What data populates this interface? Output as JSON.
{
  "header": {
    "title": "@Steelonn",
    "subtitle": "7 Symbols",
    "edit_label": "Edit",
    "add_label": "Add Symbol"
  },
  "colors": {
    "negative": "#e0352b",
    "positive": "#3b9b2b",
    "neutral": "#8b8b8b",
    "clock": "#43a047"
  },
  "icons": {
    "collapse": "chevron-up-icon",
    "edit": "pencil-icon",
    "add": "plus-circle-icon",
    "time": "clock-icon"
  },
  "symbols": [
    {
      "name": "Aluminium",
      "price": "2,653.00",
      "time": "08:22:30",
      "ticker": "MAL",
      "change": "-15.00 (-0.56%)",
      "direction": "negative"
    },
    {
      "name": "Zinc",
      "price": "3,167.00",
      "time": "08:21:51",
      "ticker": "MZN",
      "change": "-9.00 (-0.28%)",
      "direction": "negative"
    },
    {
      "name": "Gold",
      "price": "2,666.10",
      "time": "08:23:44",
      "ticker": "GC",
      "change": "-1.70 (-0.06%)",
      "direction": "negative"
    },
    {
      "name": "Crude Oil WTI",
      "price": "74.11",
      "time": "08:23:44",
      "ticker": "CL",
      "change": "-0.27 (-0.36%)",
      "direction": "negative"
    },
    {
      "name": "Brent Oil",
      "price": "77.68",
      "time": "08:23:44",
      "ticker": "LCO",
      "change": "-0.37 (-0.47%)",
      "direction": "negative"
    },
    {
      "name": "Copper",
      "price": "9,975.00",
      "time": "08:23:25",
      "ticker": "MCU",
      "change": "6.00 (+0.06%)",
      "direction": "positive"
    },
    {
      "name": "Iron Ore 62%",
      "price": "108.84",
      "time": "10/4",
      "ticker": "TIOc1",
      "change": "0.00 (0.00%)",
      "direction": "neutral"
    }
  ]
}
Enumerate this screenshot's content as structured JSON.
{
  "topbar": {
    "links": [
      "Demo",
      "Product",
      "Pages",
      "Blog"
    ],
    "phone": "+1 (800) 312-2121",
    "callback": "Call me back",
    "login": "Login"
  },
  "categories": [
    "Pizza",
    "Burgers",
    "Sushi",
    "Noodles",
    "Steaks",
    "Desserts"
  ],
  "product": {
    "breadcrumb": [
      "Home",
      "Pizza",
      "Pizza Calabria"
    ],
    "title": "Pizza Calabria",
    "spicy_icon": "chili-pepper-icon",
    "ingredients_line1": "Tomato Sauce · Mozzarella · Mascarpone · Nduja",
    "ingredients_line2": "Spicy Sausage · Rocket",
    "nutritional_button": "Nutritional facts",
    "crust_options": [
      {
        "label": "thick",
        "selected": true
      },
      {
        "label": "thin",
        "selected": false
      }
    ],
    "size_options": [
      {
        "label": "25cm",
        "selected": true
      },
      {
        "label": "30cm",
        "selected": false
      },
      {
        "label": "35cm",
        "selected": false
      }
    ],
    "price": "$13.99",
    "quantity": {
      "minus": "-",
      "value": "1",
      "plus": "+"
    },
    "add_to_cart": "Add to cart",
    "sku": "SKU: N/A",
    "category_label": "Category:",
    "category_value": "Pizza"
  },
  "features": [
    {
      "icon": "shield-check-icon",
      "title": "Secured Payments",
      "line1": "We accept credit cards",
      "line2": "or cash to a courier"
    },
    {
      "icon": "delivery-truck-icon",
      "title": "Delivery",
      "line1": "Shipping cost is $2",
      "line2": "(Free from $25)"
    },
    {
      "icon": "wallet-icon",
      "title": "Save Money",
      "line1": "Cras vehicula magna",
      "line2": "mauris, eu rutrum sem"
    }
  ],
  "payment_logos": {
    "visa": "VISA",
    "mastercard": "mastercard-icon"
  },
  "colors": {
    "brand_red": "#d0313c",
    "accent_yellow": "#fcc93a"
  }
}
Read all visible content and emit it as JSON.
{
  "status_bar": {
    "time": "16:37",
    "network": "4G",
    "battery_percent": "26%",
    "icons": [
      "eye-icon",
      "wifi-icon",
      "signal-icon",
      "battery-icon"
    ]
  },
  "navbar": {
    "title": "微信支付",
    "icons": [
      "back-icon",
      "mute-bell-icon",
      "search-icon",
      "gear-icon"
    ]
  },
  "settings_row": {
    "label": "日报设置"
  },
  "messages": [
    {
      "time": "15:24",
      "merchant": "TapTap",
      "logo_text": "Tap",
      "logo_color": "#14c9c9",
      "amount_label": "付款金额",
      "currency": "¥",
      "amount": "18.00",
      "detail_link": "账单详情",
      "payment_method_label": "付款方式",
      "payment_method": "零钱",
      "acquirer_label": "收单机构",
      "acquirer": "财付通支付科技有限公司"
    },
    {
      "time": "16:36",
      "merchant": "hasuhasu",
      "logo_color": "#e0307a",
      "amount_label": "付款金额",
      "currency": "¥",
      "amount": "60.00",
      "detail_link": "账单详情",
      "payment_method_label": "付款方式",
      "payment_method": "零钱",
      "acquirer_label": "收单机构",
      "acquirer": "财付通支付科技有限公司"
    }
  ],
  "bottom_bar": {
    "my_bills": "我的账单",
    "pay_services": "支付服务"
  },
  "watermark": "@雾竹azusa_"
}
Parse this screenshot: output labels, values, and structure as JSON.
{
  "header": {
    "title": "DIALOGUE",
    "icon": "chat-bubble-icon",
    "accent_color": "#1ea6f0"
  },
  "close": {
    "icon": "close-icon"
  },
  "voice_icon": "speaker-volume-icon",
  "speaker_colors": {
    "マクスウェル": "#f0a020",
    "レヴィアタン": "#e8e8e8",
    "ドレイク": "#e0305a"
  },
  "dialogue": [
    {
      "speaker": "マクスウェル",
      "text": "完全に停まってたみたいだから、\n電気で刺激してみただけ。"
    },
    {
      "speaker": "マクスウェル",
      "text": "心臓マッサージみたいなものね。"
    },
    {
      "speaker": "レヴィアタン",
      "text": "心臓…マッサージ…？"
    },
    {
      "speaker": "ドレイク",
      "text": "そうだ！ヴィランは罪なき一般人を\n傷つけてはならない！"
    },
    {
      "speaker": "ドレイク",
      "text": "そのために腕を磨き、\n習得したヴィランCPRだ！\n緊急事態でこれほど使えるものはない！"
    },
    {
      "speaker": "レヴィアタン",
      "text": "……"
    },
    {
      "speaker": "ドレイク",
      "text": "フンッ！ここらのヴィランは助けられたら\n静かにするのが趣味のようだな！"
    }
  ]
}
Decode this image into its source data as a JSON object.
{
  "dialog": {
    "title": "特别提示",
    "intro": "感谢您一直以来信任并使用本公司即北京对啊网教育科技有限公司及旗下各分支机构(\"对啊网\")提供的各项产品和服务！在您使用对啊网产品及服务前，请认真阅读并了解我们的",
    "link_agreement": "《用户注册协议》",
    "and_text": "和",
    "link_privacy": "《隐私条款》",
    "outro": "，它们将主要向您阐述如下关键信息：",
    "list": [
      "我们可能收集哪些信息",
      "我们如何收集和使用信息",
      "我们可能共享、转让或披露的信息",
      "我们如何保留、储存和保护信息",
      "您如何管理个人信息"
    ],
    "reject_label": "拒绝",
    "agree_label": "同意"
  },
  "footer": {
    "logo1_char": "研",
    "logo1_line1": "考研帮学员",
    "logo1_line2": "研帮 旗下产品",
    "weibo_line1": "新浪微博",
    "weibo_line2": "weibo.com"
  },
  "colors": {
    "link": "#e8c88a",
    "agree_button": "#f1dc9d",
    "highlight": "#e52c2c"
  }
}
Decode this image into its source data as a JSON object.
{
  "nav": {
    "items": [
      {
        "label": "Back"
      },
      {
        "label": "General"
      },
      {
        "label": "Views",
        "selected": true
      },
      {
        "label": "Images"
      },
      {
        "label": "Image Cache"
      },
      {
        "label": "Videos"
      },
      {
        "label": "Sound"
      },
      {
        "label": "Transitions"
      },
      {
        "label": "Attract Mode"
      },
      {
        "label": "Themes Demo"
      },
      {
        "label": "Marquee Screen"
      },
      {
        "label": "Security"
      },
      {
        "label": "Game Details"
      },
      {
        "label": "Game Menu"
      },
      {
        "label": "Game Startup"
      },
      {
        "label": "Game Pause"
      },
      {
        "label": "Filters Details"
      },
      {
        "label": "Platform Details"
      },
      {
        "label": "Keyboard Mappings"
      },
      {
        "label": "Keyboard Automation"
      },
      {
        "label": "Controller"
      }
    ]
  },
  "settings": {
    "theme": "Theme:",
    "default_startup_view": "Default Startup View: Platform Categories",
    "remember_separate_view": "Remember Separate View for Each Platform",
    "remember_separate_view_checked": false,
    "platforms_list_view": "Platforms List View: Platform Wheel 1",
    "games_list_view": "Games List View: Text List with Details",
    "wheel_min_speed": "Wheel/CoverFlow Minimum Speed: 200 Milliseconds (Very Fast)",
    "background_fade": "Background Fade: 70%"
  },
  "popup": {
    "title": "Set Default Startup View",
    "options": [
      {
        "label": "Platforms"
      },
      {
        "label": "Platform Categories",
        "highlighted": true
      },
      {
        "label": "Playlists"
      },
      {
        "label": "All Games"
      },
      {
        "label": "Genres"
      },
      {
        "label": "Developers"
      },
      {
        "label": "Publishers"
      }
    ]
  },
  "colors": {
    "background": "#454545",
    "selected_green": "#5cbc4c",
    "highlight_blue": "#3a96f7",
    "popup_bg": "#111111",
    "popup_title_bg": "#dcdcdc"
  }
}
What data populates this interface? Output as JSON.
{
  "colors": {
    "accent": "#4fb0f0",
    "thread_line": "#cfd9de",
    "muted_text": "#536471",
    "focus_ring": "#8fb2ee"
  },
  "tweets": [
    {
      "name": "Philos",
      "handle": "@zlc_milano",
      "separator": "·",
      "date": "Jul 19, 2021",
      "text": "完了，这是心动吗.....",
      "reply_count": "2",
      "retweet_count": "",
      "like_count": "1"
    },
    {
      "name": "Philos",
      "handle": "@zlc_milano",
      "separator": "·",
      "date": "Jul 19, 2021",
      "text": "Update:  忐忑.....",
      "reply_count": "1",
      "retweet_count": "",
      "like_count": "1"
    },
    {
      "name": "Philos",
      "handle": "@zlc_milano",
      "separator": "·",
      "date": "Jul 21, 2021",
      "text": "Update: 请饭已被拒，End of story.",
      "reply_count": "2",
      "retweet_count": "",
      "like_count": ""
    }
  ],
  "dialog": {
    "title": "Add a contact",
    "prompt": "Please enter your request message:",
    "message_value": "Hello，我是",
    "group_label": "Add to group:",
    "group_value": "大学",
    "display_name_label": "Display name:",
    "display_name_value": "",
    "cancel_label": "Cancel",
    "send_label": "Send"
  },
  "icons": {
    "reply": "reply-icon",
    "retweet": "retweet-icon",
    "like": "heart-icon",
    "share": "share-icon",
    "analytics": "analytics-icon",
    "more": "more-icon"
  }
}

What is being asked:
Check each line of the entries for the string "Update". Copy the lines that have it.

Output of the task:
      "text": "Update:  忐忑.....",
      "text": "Update: 请饭已被拒，End of story.",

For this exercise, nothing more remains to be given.